--- Exercise requirements ---
Go through the listing below and gather every line with the word "JSON".

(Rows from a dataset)
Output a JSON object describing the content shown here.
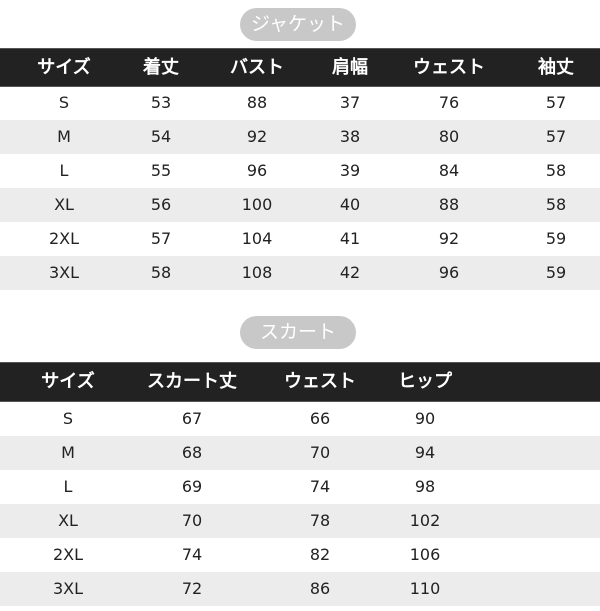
{
  "jacket": {
    "title": "ジャケット",
    "headers": [
      "サイズ",
      "着丈",
      "バスト",
      "肩幅",
      "ウェスト",
      "袖丈"
    ],
    "rows": [
      [
        "S",
        "53",
        "88",
        "37",
        "76",
        "57"
      ],
      [
        "M",
        "54",
        "92",
        "38",
        "80",
        "57"
      ],
      [
        "L",
        "55",
        "96",
        "39",
        "84",
        "58"
      ],
      [
        "XL",
        "56",
        "100",
        "40",
        "88",
        "58"
      ],
      [
        "2XL",
        "57",
        "104",
        "41",
        "92",
        "59"
      ],
      [
        "3XL",
        "58",
        "108",
        "42",
        "96",
        "59"
      ]
    ]
  },
  "skirt": {
    "title": "スカート",
    "headers": [
      "サイズ",
      "スカート丈",
      "ウェスト",
      "ヒップ"
    ],
    "rows": [
      [
        "S",
        "67",
        "66",
        "90"
      ],
      [
        "M",
        "68",
        "70",
        "94"
      ],
      [
        "L",
        "69",
        "74",
        "98"
      ],
      [
        "XL",
        "70",
        "78",
        "102"
      ],
      [
        "2XL",
        "74",
        "82",
        "106"
      ],
      [
        "3XL",
        "72",
        "86",
        "110"
      ]
    ]
  },
  "colors": {
    "header_bg": "#222222",
    "pill_bg": "#c8c8c8",
    "alt_row": "#ececec"
  }
}
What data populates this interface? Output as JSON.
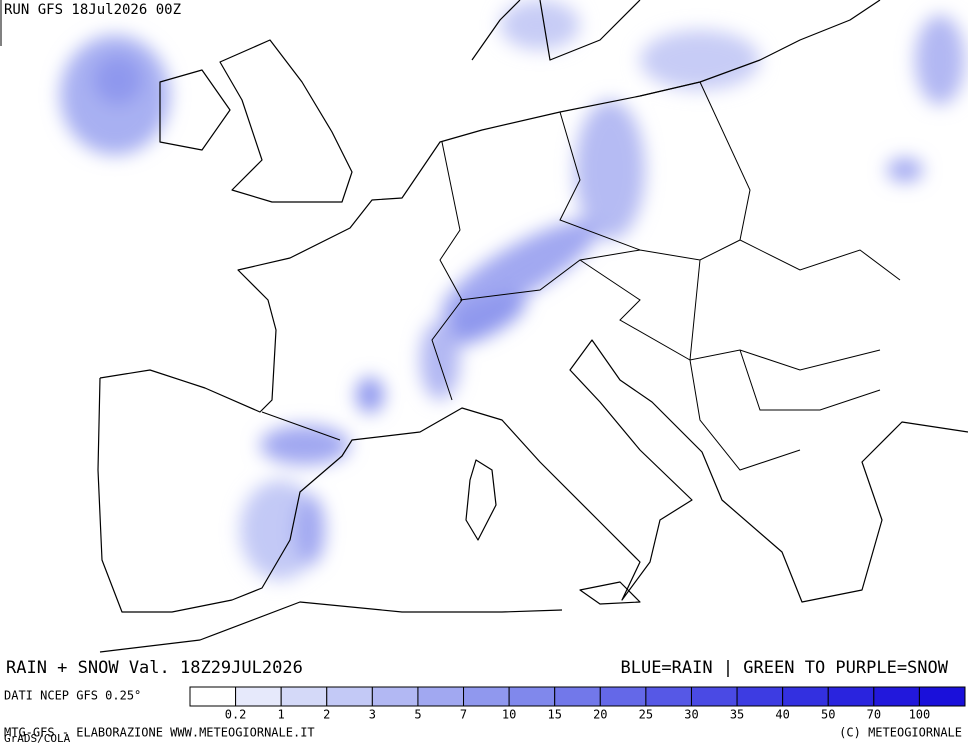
{
  "header": {
    "run": "RUN GFS 18Jul2026 00Z"
  },
  "footer": {
    "title_left": "RAIN + SNOW Val. 18Z29JUL2026",
    "title_right": "BLUE=RAIN | GREEN TO PURPLE=SNOW",
    "data_source": "DATI NCEP GFS 0.25°",
    "processing": "MTG-GFS - ELABORAZIONE WWW.METEOGIORNALE.IT",
    "grads": "GrADS/COLA",
    "copyright": "(C) METEOGIORNALE"
  },
  "legend": {
    "labels": [
      "0.2",
      "1",
      "2",
      "3",
      "5",
      "7",
      "10",
      "15",
      "20",
      "25",
      "30",
      "35",
      "40",
      "50",
      "70",
      "100"
    ],
    "colors": [
      "#ffffff",
      "#e6e9fb",
      "#d4d9f8",
      "#c3c9f6",
      "#b2b8f3",
      "#a1a8f1",
      "#9098ee",
      "#8088ec",
      "#7278ea",
      "#6468e8",
      "#5658e6",
      "#4a4ae4",
      "#3d3ce2",
      "#3330e0",
      "#2a24de",
      "#2218dc",
      "#1a10da"
    ]
  }
}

--- Task response ---
Output a JSON object describing the content shown here.
What data populates this interface? Output as JSON.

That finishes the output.